Job =>
Reproduce the entries below in full, word for word.

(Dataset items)
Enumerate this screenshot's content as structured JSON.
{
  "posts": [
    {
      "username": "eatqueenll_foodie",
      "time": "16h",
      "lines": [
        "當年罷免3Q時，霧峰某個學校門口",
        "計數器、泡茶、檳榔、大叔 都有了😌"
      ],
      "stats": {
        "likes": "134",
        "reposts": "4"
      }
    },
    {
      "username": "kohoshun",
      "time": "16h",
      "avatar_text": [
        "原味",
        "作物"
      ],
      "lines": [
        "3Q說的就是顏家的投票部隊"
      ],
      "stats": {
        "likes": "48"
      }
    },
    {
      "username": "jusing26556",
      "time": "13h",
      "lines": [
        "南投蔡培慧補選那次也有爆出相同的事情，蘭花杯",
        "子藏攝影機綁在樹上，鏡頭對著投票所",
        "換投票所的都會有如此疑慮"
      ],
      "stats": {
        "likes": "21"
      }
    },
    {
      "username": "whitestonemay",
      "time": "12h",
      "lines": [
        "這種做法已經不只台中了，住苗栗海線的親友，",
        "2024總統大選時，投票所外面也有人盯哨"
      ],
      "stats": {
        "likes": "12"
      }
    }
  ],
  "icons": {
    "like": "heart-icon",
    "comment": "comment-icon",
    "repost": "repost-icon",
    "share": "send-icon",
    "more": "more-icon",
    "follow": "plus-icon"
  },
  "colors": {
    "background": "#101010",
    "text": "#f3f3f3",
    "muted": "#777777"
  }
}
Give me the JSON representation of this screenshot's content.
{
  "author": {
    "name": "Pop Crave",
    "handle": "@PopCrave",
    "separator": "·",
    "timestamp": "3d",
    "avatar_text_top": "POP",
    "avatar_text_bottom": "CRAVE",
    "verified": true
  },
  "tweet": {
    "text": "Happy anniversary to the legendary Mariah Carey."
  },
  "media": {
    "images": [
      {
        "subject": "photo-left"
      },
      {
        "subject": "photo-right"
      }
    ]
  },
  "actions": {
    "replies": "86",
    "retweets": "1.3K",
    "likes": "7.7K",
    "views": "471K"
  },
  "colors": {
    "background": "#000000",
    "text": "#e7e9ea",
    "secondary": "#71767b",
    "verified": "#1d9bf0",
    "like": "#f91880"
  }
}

The output =>
Enumerate this screenshot's content as structured JSON.
{
  "posts": [
    {
      "username": "eatqueenll_foodie",
      "time": "16h",
      "lines": [
        "當年罷免3Q時，霧峰某個學校門口",
        "計數器、泡茶、檳榔、大叔 都有了😌"
      ],
      "stats": {
        "likes": "134",
        "reposts": "4"
      }
    },
    {
      "username": "kohoshun",
      "time": "16h",
      "avatar_text": [
        "原味",
        "作物"
      ],
      "lines": [
        "3Q說的就是顏家的投票部隊"
      ],
      "stats": {
        "likes": "48"
      }
    },
    {
      "username": "jusing26556",
      "time": "13h",
      "lines": [
        "南投蔡培慧補選那次也有爆出相同的事情，蘭花杯",
        "子藏攝影機綁在樹上，鏡頭對著投票所",
        "換投票所的都會有如此疑慮"
      ],
      "stats": {
        "likes": "21"
      }
    },
    {
      "username": "whitestonemay",
      "time": "12h",
      "lines": [
        "這種做法已經不只台中了，住苗栗海線的親友，",
        "2024總統大選時，投票所外面也有人盯哨"
      ],
      "stats": {
        "likes": "12"
      }
    }
  ],
  "icons": {
    "like": "heart-icon",
    "comment": "comment-icon",
    "repost": "repost-icon",
    "share": "send-icon",
    "more": "more-icon",
    "follow": "plus-icon"
  },
  "colors": {
    "background": "#101010",
    "text": "#f3f3f3",
    "muted": "#777777"
  }
}
Give me the JSON representation of this screenshot's content.
{
  "author": {
    "name": "Pop Crave",
    "handle": "@PopCrave",
    "separator": "·",
    "timestamp": "3d",
    "avatar_text_top": "POP",
    "avatar_text_bottom": "CRAVE",
    "verified": true
  },
  "tweet": {
    "text": "Happy anniversary to the legendary Mariah Carey."
  },
  "media": {
    "images": [
      {
        "subject": "photo-left"
      },
      {
        "subject": "photo-right"
      }
    ]
  },
  "actions": {
    "replies": "86",
    "retweets": "1.3K",
    "likes": "7.7K",
    "views": "471K"
  },
  "colors": {
    "background": "#000000",
    "text": "#e7e9ea",
    "secondary": "#71767b",
    "verified": "#1d9bf0",
    "like": "#f91880"
  }
}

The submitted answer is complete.